▶ **Do this**: List the lines of this listing that hold the word "Price".

(Figure dataset records)
++++
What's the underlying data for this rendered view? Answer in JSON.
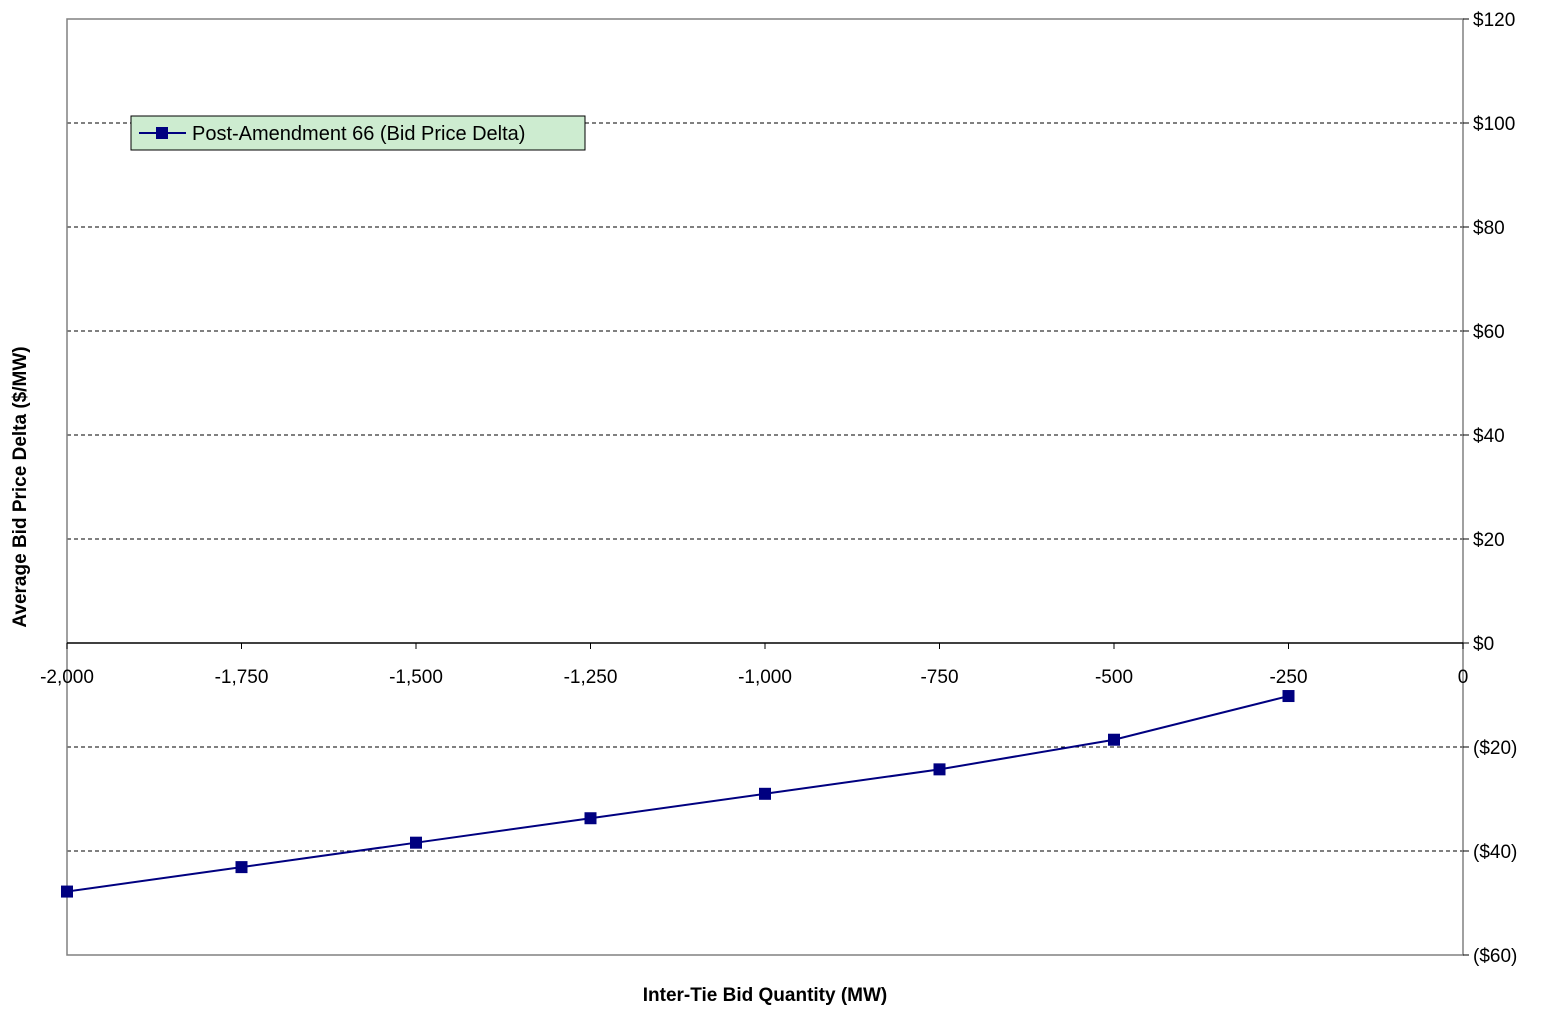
{
  "chart_data": {
    "type": "line",
    "title": "",
    "xlabel": "Inter-Tie Bid Quantity (MW)",
    "ylabel": "Average Bid Price Delta ($/MW)",
    "xlim": [
      -2000,
      0
    ],
    "ylim": [
      -60,
      120
    ],
    "x_ticks": [
      {
        "value": -2000,
        "label": "-2,000"
      },
      {
        "value": -1750,
        "label": "-1,750"
      },
      {
        "value": -1500,
        "label": "-1,500"
      },
      {
        "value": -1250,
        "label": "-1,250"
      },
      {
        "value": -1000,
        "label": "-1,000"
      },
      {
        "value": -750,
        "label": "-750"
      },
      {
        "value": -500,
        "label": "-500"
      },
      {
        "value": -250,
        "label": "-250"
      },
      {
        "value": 0,
        "label": "0"
      }
    ],
    "y_ticks": [
      {
        "value": 120,
        "label": "$120"
      },
      {
        "value": 100,
        "label": "$100"
      },
      {
        "value": 80,
        "label": "$80"
      },
      {
        "value": 60,
        "label": "$60"
      },
      {
        "value": 40,
        "label": "$40"
      },
      {
        "value": 20,
        "label": "$20"
      },
      {
        "value": 0,
        "label": "$0"
      },
      {
        "value": -20,
        "label": "($20)"
      },
      {
        "value": -40,
        "label": "($40)"
      },
      {
        "value": -60,
        "label": "($60)"
      }
    ],
    "y_axis_side": "right",
    "grid": "horizontal dashed",
    "legend_position": "top-left",
    "series": [
      {
        "name": "Post-Amendment 66 (Bid Price Delta)",
        "color": "#000080",
        "marker": "square",
        "x": [
          -2000,
          -1750,
          -1500,
          -1250,
          -1000,
          -750,
          -500,
          -250
        ],
        "y": [
          -47.8,
          -43.1,
          -38.4,
          -33.7,
          -29.0,
          -24.3,
          -18.6,
          -10.2
        ]
      }
    ]
  }
}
++++
▶ **Exercise solution**:
    "ylabel": "Average Bid Price Delta ($/MW)",
        "name": "Post-Amendment 66 (Bid Price Delta)",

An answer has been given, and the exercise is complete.